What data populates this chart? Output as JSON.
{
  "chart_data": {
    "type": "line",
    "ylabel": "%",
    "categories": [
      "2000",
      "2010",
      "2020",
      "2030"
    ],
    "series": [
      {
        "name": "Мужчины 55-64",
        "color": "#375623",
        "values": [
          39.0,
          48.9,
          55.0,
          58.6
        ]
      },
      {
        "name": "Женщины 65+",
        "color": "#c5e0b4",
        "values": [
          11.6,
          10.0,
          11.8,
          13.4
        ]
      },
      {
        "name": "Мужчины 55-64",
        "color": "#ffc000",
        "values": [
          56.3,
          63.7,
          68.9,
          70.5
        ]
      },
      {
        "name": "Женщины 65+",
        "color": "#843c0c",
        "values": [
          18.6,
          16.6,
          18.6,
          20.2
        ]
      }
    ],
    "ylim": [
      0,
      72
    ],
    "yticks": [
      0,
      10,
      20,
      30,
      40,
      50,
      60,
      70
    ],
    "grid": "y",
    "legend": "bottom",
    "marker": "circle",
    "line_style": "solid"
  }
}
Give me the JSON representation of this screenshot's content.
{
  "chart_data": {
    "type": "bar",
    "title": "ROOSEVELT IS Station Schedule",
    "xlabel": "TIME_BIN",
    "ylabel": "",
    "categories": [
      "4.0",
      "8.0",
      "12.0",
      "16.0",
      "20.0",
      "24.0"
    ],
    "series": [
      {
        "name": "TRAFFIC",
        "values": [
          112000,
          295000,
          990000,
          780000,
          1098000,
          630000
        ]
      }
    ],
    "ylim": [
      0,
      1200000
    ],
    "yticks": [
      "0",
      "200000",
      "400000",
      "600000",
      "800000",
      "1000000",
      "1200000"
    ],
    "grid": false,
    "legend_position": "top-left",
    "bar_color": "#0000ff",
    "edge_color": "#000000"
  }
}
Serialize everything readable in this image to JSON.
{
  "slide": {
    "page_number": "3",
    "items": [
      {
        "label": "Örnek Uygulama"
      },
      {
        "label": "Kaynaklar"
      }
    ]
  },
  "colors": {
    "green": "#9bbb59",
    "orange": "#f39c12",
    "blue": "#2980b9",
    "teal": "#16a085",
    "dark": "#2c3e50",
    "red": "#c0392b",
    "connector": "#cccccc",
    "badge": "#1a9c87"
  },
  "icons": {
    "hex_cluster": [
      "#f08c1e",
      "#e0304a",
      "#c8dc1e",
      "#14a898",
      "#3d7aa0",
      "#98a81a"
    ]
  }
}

========================================================================

**Exercise**
Only the lines from the one containing "Give me the" to the end of the listing belong in the output, each reproduced exactly.

**Answer below**
Give me the JSON representation of this screenshot's content.
{
  "chart_data": {
    "type": "bar",
    "title": "ROOSEVELT IS Station Schedule",
    "xlabel": "TIME_BIN",
    "ylabel": "",
    "categories": [
      "4.0",
      "8.0",
      "12.0",
      "16.0",
      "20.0",
      "24.0"
    ],
    "series": [
      {
        "name": "TRAFFIC",
        "values": [
          112000,
          295000,
          990000,
          780000,
          1098000,
          630000
        ]
      }
    ],
    "ylim": [
      0,
      1200000
    ],
    "yticks": [
      "0",
      "200000",
      "400000",
      "600000",
      "800000",
      "1000000",
      "1200000"
    ],
    "grid": false,
    "legend_position": "top-left",
    "bar_color": "#0000ff",
    "edge_color": "#000000"
  }
}
Serialize everything readable in this image to JSON.
{
  "slide": {
    "page_number": "3",
    "items": [
      {
        "label": "Örnek Uygulama"
      },
      {
        "label": "Kaynaklar"
      }
    ]
  },
  "colors": {
    "green": "#9bbb59",
    "orange": "#f39c12",
    "blue": "#2980b9",
    "teal": "#16a085",
    "dark": "#2c3e50",
    "red": "#c0392b",
    "connector": "#cccccc",
    "badge": "#1a9c87"
  },
  "icons": {
    "hex_cluster": [
      "#f08c1e",
      "#e0304a",
      "#c8dc1e",
      "#14a898",
      "#3d7aa0",
      "#98a81a"
    ]
  }
}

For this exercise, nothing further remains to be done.